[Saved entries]

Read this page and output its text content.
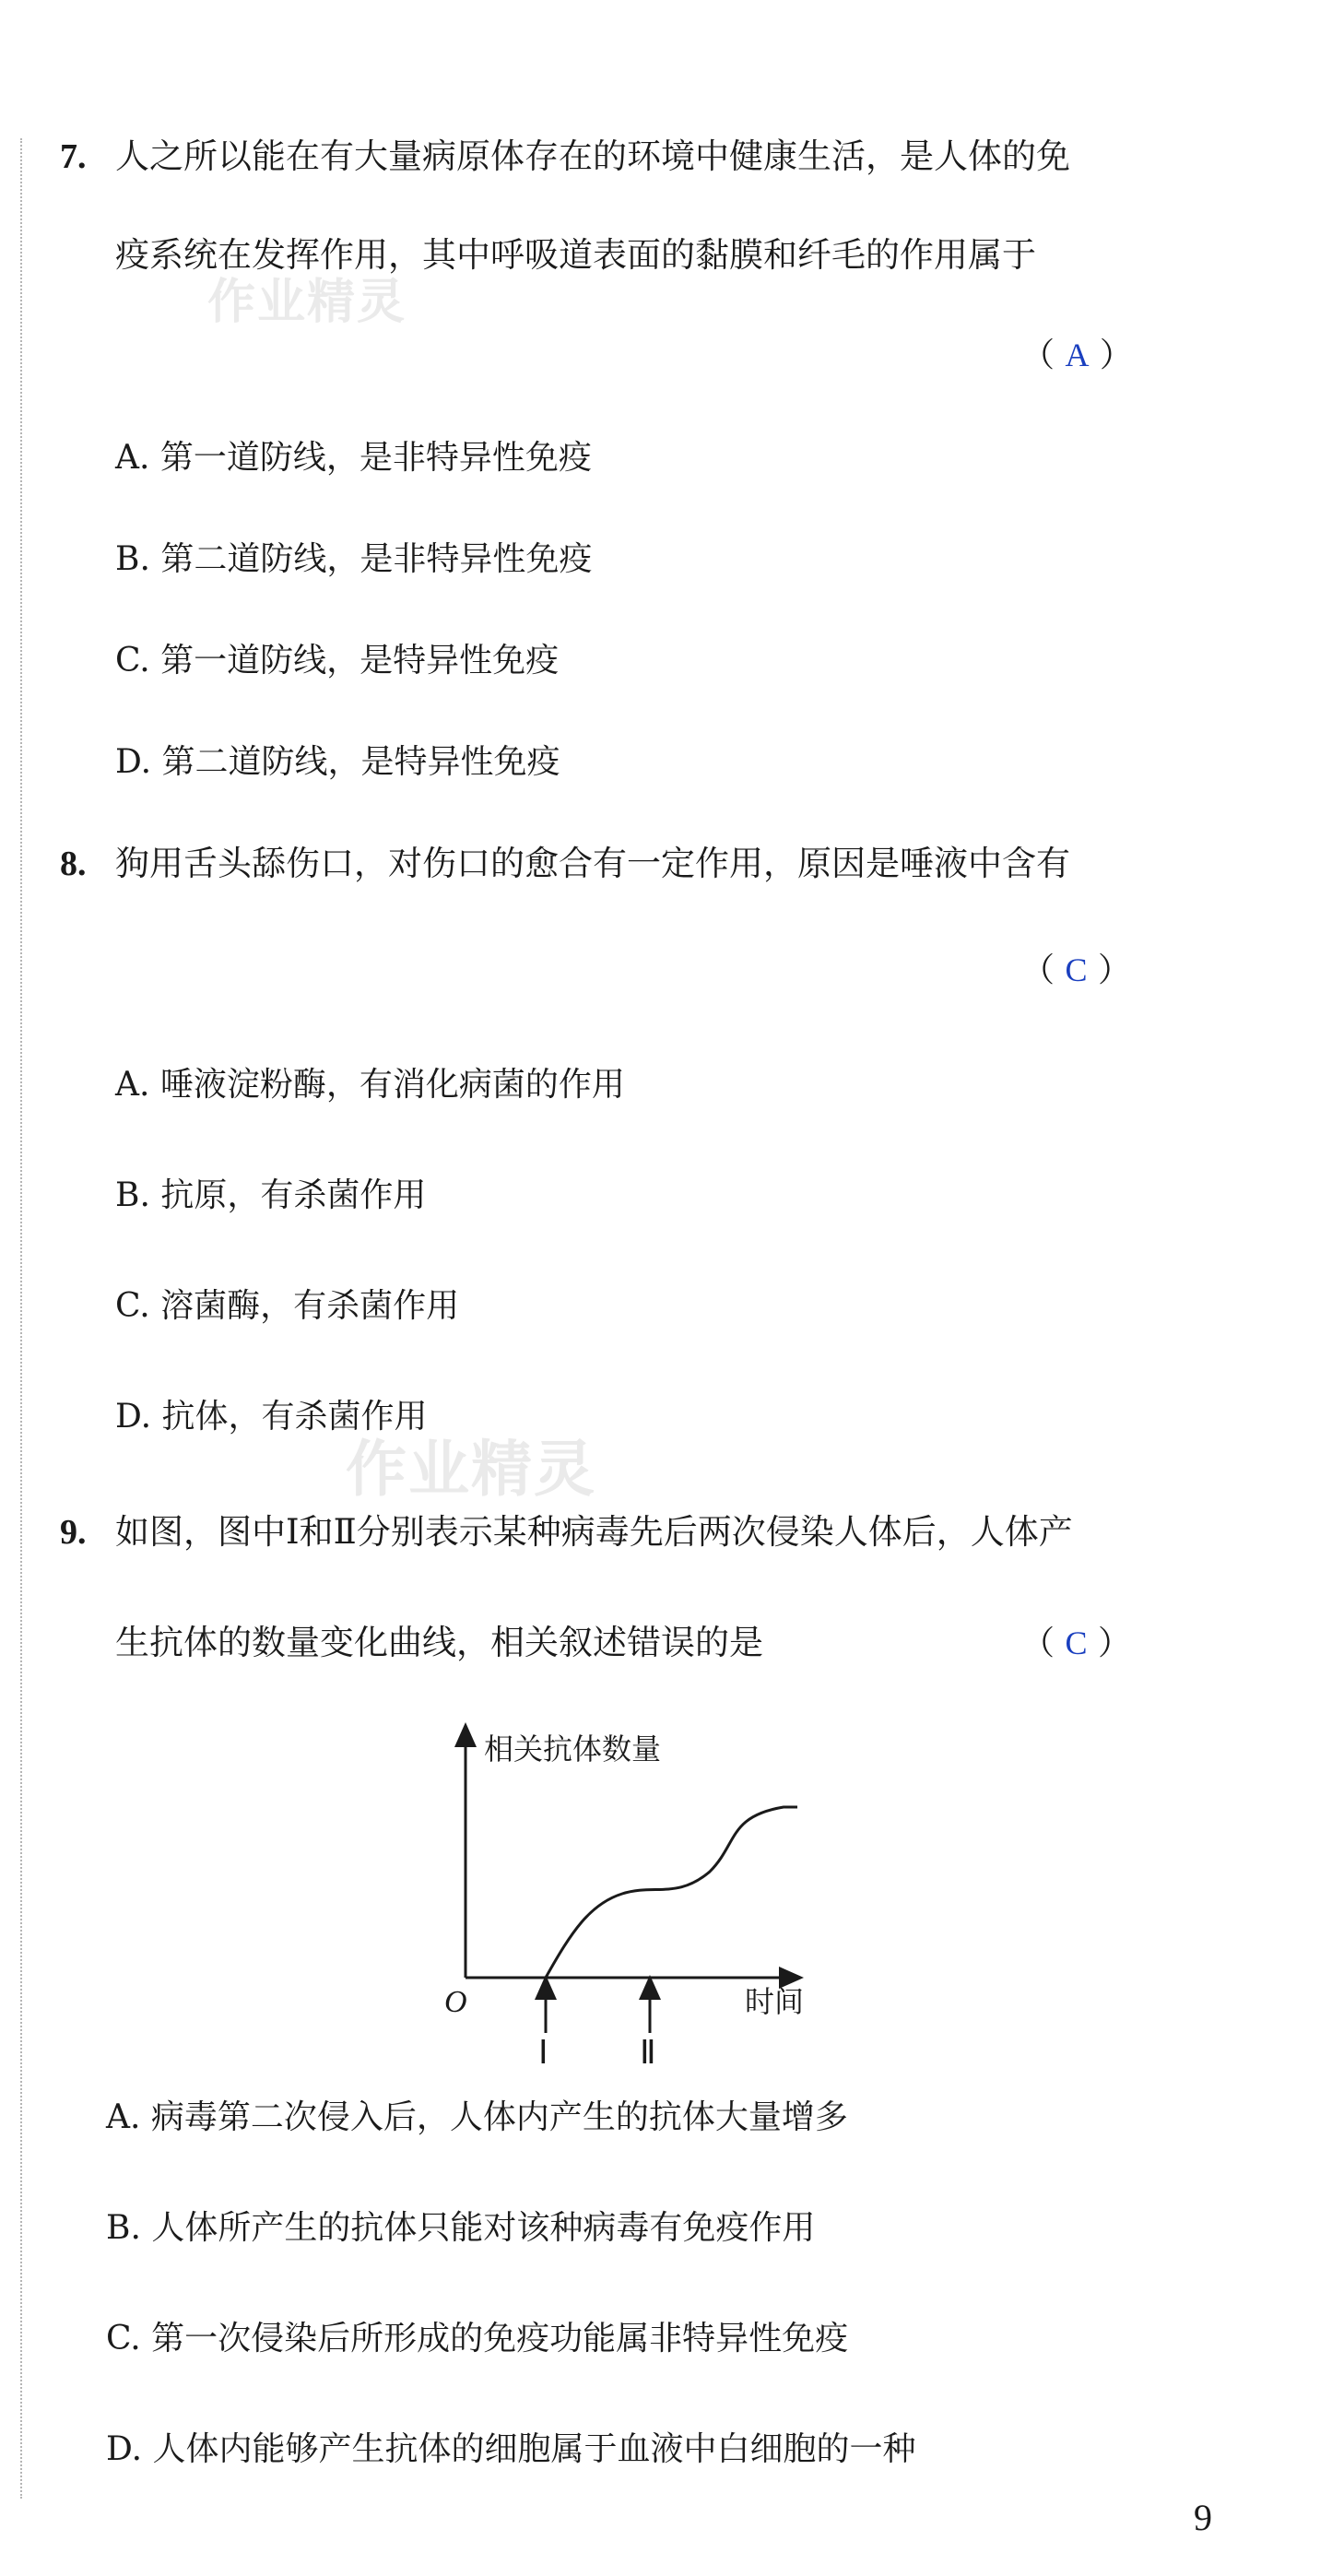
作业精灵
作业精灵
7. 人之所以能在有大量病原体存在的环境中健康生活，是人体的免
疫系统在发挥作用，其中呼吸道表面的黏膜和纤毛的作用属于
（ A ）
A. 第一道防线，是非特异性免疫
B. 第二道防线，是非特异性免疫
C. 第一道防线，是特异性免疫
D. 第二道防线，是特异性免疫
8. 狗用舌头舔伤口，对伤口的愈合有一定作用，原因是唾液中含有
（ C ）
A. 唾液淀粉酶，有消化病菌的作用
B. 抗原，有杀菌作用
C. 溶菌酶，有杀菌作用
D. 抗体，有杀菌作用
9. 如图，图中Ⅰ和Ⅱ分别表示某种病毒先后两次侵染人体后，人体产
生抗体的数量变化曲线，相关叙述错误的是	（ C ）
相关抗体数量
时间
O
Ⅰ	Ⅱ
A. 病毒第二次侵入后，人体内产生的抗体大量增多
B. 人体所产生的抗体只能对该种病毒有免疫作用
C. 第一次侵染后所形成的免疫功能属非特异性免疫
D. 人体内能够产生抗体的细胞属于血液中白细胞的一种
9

● WRITTEN INSTRUCTION
Quote everything in the listing above exactly; pictures are the only thing to omit.

● IN RESPONSE
Read this page and output its text content.
作业精灵
作业精灵
7. 人之所以能在有大量病原体存在的环境中健康生活，是人体的免
疫系统在发挥作用，其中呼吸道表面的黏膜和纤毛的作用属于
（ A ）
A. 第一道防线，是非特异性免疫
B. 第二道防线，是非特异性免疫
C. 第一道防线，是特异性免疫
D. 第二道防线，是特异性免疫
8. 狗用舌头舔伤口，对伤口的愈合有一定作用，原因是唾液中含有
（ C ）
A. 唾液淀粉酶，有消化病菌的作用
B. 抗原，有杀菌作用
C. 溶菌酶，有杀菌作用
D. 抗体，有杀菌作用
9. 如图，图中Ⅰ和Ⅱ分别表示某种病毒先后两次侵染人体后，人体产
生抗体的数量变化曲线，相关叙述错误的是	（ C ）
相关抗体数量
时间
O
Ⅰ	Ⅱ
A. 病毒第二次侵入后，人体内产生的抗体大量增多
B. 人体所产生的抗体只能对该种病毒有免疫作用
C. 第一次侵染后所形成的免疫功能属非特异性免疫
D. 人体内能够产生抗体的细胞属于血液中白细胞的一种
9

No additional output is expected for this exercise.